====== Information provided ======

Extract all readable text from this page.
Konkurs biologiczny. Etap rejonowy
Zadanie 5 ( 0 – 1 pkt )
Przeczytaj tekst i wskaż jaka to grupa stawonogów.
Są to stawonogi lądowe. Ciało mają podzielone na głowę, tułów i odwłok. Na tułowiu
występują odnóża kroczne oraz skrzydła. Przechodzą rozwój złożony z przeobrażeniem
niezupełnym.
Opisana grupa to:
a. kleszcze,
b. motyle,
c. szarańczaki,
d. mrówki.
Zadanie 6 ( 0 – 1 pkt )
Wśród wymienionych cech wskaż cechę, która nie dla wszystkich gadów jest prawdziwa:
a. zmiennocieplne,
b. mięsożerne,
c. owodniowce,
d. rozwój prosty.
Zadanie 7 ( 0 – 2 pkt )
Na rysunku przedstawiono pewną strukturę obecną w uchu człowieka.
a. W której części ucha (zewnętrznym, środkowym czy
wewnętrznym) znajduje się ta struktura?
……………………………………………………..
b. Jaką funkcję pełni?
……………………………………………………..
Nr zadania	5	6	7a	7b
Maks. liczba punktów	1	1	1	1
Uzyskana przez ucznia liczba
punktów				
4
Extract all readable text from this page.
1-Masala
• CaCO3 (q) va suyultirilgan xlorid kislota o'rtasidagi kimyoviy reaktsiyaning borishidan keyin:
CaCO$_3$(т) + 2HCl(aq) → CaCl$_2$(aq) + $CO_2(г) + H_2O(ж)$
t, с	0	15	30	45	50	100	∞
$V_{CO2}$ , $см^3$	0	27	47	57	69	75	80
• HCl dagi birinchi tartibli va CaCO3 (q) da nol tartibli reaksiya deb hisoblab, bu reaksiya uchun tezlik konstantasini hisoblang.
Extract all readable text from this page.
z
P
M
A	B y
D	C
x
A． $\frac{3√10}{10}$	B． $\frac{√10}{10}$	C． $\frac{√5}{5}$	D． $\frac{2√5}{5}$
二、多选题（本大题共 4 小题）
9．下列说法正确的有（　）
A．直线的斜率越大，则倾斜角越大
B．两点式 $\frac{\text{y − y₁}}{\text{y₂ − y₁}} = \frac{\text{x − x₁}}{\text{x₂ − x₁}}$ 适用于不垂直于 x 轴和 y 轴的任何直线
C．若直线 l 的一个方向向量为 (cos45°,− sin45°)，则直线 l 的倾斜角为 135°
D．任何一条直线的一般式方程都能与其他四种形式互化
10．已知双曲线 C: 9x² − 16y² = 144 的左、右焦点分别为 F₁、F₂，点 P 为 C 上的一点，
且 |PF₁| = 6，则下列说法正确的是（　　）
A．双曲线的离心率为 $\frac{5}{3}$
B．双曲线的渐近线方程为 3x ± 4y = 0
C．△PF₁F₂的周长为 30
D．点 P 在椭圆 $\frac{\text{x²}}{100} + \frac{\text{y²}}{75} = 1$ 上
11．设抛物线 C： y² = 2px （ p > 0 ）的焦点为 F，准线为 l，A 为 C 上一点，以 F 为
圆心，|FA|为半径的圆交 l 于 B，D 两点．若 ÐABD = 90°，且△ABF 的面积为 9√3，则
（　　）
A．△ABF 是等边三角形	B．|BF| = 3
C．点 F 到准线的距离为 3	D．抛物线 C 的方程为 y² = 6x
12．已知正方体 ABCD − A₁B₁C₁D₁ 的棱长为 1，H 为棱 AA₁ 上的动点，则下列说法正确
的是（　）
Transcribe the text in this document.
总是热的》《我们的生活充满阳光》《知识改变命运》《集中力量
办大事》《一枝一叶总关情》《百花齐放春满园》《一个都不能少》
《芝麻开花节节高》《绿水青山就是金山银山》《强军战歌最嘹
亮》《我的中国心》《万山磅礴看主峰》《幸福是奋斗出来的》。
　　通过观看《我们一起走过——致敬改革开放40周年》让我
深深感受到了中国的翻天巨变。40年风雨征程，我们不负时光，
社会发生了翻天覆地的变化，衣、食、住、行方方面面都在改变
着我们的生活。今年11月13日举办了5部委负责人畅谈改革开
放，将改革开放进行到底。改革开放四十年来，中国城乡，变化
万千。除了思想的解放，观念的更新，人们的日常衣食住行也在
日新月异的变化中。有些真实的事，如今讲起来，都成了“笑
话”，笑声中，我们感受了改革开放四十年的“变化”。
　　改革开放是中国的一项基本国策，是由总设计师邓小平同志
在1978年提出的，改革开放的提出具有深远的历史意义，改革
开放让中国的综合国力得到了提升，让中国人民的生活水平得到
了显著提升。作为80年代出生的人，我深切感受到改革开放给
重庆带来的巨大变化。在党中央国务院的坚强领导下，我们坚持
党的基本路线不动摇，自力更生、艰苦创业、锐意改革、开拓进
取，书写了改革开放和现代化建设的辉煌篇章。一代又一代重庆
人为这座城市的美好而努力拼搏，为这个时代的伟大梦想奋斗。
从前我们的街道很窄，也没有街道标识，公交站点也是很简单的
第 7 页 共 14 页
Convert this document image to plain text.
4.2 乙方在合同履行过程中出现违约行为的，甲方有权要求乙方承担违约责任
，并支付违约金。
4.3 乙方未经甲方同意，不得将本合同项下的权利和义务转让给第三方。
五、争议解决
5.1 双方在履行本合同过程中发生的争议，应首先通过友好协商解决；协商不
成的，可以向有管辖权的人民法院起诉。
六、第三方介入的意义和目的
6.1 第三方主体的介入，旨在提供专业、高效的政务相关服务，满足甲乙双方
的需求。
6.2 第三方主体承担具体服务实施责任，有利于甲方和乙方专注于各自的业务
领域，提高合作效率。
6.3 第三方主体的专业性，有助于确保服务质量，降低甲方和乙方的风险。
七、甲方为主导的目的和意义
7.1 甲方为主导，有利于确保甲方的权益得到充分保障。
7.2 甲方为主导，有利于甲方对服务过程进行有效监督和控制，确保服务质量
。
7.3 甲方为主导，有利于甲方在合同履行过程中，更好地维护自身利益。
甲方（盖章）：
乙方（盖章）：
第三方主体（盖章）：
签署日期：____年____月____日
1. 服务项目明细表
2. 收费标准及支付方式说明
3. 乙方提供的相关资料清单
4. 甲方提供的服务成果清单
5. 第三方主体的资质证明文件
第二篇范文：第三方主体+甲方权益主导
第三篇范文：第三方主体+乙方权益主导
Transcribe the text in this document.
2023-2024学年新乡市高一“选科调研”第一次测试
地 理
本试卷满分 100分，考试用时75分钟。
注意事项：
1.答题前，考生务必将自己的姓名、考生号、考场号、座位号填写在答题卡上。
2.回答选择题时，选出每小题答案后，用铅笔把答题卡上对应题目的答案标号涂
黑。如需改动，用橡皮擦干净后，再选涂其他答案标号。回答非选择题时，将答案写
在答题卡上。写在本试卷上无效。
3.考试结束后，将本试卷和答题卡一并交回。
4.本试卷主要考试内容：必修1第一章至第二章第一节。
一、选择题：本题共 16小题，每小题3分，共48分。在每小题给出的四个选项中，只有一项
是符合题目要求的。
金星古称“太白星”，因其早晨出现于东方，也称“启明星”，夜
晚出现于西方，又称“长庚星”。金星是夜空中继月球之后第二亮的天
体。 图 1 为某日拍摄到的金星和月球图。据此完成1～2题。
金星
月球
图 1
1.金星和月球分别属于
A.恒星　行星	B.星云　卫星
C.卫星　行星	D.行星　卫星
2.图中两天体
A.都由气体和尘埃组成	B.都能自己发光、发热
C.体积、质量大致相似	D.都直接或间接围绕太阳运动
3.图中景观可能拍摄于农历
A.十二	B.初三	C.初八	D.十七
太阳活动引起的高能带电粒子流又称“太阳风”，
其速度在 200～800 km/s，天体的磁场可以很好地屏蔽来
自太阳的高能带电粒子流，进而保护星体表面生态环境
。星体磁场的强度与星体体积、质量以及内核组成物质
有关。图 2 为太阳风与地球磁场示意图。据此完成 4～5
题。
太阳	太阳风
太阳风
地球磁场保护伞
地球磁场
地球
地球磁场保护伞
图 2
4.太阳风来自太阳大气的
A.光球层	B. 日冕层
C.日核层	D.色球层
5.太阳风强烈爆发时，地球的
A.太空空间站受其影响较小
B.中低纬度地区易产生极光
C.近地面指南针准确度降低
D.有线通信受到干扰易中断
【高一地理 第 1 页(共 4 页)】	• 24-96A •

======

◆ Task brief ◆
Show the lines where the word "liczba" appears in the entries.

◆ The reply ◆
Maks. liczba punktów	1	1	1	1
Uzyskana przez ucznia liczba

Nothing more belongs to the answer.